STATED TASK: Write out the listing in full, matching it word for word.

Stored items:

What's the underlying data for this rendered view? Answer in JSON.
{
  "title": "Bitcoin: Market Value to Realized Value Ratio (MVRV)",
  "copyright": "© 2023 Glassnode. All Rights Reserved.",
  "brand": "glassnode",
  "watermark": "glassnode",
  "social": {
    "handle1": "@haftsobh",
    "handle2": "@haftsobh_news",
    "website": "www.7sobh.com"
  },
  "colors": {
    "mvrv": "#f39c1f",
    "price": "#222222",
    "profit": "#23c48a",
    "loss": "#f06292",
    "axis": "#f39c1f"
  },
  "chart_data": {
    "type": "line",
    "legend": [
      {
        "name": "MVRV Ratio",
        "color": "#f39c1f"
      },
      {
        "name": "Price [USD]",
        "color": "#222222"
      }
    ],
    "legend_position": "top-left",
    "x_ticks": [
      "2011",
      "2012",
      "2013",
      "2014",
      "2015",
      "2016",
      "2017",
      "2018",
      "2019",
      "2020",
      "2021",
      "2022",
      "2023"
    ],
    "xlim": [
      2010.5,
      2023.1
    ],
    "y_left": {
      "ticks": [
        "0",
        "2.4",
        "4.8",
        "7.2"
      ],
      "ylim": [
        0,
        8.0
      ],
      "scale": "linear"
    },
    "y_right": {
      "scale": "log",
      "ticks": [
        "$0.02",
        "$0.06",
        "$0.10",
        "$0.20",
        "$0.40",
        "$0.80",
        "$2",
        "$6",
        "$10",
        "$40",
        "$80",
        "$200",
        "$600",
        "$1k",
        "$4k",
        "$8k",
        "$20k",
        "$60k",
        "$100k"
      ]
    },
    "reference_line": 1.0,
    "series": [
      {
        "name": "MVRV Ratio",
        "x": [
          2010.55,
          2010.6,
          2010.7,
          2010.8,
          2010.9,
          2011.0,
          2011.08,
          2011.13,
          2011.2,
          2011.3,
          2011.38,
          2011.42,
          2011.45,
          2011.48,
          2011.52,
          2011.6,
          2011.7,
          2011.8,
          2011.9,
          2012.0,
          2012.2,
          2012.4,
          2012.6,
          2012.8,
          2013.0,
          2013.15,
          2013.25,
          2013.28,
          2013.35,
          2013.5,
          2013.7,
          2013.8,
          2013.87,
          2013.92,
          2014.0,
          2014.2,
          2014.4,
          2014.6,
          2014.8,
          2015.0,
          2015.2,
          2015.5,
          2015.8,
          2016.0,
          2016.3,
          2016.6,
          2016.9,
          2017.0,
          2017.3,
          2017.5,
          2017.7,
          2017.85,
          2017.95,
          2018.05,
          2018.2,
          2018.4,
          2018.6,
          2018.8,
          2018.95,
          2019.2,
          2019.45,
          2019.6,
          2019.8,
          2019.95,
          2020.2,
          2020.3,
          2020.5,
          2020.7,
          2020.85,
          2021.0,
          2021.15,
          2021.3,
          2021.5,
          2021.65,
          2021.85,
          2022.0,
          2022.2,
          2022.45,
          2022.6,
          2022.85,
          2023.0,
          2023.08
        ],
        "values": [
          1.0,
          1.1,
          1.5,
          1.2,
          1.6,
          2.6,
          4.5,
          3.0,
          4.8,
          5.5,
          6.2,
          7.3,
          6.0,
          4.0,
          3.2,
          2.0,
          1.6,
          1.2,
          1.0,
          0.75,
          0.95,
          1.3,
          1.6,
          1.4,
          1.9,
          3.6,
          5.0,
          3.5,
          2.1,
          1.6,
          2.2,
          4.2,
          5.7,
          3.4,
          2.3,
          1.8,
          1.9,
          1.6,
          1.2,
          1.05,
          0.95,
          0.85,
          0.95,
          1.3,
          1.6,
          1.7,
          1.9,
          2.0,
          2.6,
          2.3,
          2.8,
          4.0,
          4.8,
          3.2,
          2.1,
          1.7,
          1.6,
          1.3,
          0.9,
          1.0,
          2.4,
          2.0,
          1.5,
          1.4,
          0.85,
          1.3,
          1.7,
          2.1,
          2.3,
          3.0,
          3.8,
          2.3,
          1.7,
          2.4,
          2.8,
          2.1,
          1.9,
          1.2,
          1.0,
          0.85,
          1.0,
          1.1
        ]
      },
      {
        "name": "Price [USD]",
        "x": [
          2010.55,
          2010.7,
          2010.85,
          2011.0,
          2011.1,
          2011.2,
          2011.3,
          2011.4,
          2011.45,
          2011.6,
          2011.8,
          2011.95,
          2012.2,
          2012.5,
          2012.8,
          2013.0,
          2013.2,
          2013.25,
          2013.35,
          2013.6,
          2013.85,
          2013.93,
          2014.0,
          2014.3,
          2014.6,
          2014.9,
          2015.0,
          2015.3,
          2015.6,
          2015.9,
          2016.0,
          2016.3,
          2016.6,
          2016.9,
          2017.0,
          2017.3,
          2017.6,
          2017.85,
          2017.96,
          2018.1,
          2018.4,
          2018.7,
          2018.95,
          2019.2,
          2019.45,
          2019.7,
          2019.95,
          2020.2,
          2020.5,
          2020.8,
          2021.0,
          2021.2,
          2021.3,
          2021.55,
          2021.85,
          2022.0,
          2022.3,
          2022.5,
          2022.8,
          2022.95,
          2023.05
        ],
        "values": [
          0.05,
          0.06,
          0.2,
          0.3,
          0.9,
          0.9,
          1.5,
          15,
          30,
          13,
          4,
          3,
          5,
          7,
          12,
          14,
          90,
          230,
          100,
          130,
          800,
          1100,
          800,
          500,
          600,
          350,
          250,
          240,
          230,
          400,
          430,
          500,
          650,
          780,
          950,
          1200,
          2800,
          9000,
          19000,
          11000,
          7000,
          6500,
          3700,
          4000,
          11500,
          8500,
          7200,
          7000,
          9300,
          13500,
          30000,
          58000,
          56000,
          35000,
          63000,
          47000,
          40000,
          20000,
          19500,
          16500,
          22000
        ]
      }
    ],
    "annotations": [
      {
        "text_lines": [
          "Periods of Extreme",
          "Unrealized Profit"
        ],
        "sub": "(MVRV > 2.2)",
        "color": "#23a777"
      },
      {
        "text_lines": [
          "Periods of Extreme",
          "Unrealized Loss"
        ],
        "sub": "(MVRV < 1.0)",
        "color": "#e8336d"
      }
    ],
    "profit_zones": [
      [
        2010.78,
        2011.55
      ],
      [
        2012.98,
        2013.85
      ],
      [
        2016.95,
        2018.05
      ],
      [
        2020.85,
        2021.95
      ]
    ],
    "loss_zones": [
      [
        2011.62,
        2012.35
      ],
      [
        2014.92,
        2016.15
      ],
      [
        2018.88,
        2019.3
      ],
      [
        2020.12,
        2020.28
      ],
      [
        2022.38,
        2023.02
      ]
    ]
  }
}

SOLUTION:
What's the underlying data for this rendered view? Answer in JSON.
{
  "title": "Bitcoin: Market Value to Realized Value Ratio (MVRV)",
  "copyright": "© 2023 Glassnode. All Rights Reserved.",
  "brand": "glassnode",
  "watermark": "glassnode",
  "social": {
    "handle1": "@haftsobh",
    "handle2": "@haftsobh_news",
    "website": "www.7sobh.com"
  },
  "colors": {
    "mvrv": "#f39c1f",
    "price": "#222222",
    "profit": "#23c48a",
    "loss": "#f06292",
    "axis": "#f39c1f"
  },
  "chart_data": {
    "type": "line",
    "legend": [
      {
        "name": "MVRV Ratio",
        "color": "#f39c1f"
      },
      {
        "name": "Price [USD]",
        "color": "#222222"
      }
    ],
    "legend_position": "top-left",
    "x_ticks": [
      "2011",
      "2012",
      "2013",
      "2014",
      "2015",
      "2016",
      "2017",
      "2018",
      "2019",
      "2020",
      "2021",
      "2022",
      "2023"
    ],
    "xlim": [
      2010.5,
      2023.1
    ],
    "y_left": {
      "ticks": [
        "0",
        "2.4",
        "4.8",
        "7.2"
      ],
      "ylim": [
        0,
        8.0
      ],
      "scale": "linear"
    },
    "y_right": {
      "scale": "log",
      "ticks": [
        "$0.02",
        "$0.06",
        "$0.10",
        "$0.20",
        "$0.40",
        "$0.80",
        "$2",
        "$6",
        "$10",
        "$40",
        "$80",
        "$200",
        "$600",
        "$1k",
        "$4k",
        "$8k",
        "$20k",
        "$60k",
        "$100k"
      ]
    },
    "reference_line": 1.0,
    "series": [
      {
        "name": "MVRV Ratio",
        "x": [
          2010.55,
          2010.6,
          2010.7,
          2010.8,
          2010.9,
          2011.0,
          2011.08,
          2011.13,
          2011.2,
          2011.3,
          2011.38,
          2011.42,
          2011.45,
          2011.48,
          2011.52,
          2011.6,
          2011.7,
          2011.8,
          2011.9,
          2012.0,
          2012.2,
          2012.4,
          2012.6,
          2012.8,
          2013.0,
          2013.15,
          2013.25,
          2013.28,
          2013.35,
          2013.5,
          2013.7,
          2013.8,
          2013.87,
          2013.92,
          2014.0,
          2014.2,
          2014.4,
          2014.6,
          2014.8,
          2015.0,
          2015.2,
          2015.5,
          2015.8,
          2016.0,
          2016.3,
          2016.6,
          2016.9,
          2017.0,
          2017.3,
          2017.5,
          2017.7,
          2017.85,
          2017.95,
          2018.05,
          2018.2,
          2018.4,
          2018.6,
          2018.8,
          2018.95,
          2019.2,
          2019.45,
          2019.6,
          2019.8,
          2019.95,
          2020.2,
          2020.3,
          2020.5,
          2020.7,
          2020.85,
          2021.0,
          2021.15,
          2021.3,
          2021.5,
          2021.65,
          2021.85,
          2022.0,
          2022.2,
          2022.45,
          2022.6,
          2022.85,
          2023.0,
          2023.08
        ],
        "values": [
          1.0,
          1.1,
          1.5,
          1.2,
          1.6,
          2.6,
          4.5,
          3.0,
          4.8,
          5.5,
          6.2,
          7.3,
          6.0,
          4.0,
          3.2,
          2.0,
          1.6,
          1.2,
          1.0,
          0.75,
          0.95,
          1.3,
          1.6,
          1.4,
          1.9,
          3.6,
          5.0,
          3.5,
          2.1,
          1.6,
          2.2,
          4.2,
          5.7,
          3.4,
          2.3,
          1.8,
          1.9,
          1.6,
          1.2,
          1.05,
          0.95,
          0.85,
          0.95,
          1.3,
          1.6,
          1.7,
          1.9,
          2.0,
          2.6,
          2.3,
          2.8,
          4.0,
          4.8,
          3.2,
          2.1,
          1.7,
          1.6,
          1.3,
          0.9,
          1.0,
          2.4,
          2.0,
          1.5,
          1.4,
          0.85,
          1.3,
          1.7,
          2.1,
          2.3,
          3.0,
          3.8,
          2.3,
          1.7,
          2.4,
          2.8,
          2.1,
          1.9,
          1.2,
          1.0,
          0.85,
          1.0,
          1.1
        ]
      },
      {
        "name": "Price [USD]",
        "x": [
          2010.55,
          2010.7,
          2010.85,
          2011.0,
          2011.1,
          2011.2,
          2011.3,
          2011.4,
          2011.45,
          2011.6,
          2011.8,
          2011.95,
          2012.2,
          2012.5,
          2012.8,
          2013.0,
          2013.2,
          2013.25,
          2013.35,
          2013.6,
          2013.85,
          2013.93,
          2014.0,
          2014.3,
          2014.6,
          2014.9,
          2015.0,
          2015.3,
          2015.6,
          2015.9,
          2016.0,
          2016.3,
          2016.6,
          2016.9,
          2017.0,
          2017.3,
          2017.6,
          2017.85,
          2017.96,
          2018.1,
          2018.4,
          2018.7,
          2018.95,
          2019.2,
          2019.45,
          2019.7,
          2019.95,
          2020.2,
          2020.5,
          2020.8,
          2021.0,
          2021.2,
          2021.3,
          2021.55,
          2021.85,
          2022.0,
          2022.3,
          2022.5,
          2022.8,
          2022.95,
          2023.05
        ],
        "values": [
          0.05,
          0.06,
          0.2,
          0.3,
          0.9,
          0.9,
          1.5,
          15,
          30,
          13,
          4,
          3,
          5,
          7,
          12,
          14,
          90,
          230,
          100,
          130,
          800,
          1100,
          800,
          500,
          600,
          350,
          250,
          240,
          230,
          400,
          430,
          500,
          650,
          780,
          950,
          1200,
          2800,
          9000,
          19000,
          11000,
          7000,
          6500,
          3700,
          4000,
          11500,
          8500,
          7200,
          7000,
          9300,
          13500,
          30000,
          58000,
          56000,
          35000,
          63000,
          47000,
          40000,
          20000,
          19500,
          16500,
          22000
        ]
      }
    ],
    "annotations": [
      {
        "text_lines": [
          "Periods of Extreme",
          "Unrealized Profit"
        ],
        "sub": "(MVRV > 2.2)",
        "color": "#23a777"
      },
      {
        "text_lines": [
          "Periods of Extreme",
          "Unrealized Loss"
        ],
        "sub": "(MVRV < 1.0)",
        "color": "#e8336d"
      }
    ],
    "profit_zones": [
      [
        2010.78,
        2011.55
      ],
      [
        2012.98,
        2013.85
      ],
      [
        2016.95,
        2018.05
      ],
      [
        2020.85,
        2021.95
      ]
    ],
    "loss_zones": [
      [
        2011.62,
        2012.35
      ],
      [
        2014.92,
        2016.15
      ],
      [
        2018.88,
        2019.3
      ],
      [
        2020.12,
        2020.28
      ],
      [
        2022.38,
        2023.02
      ]
    ]
  }
}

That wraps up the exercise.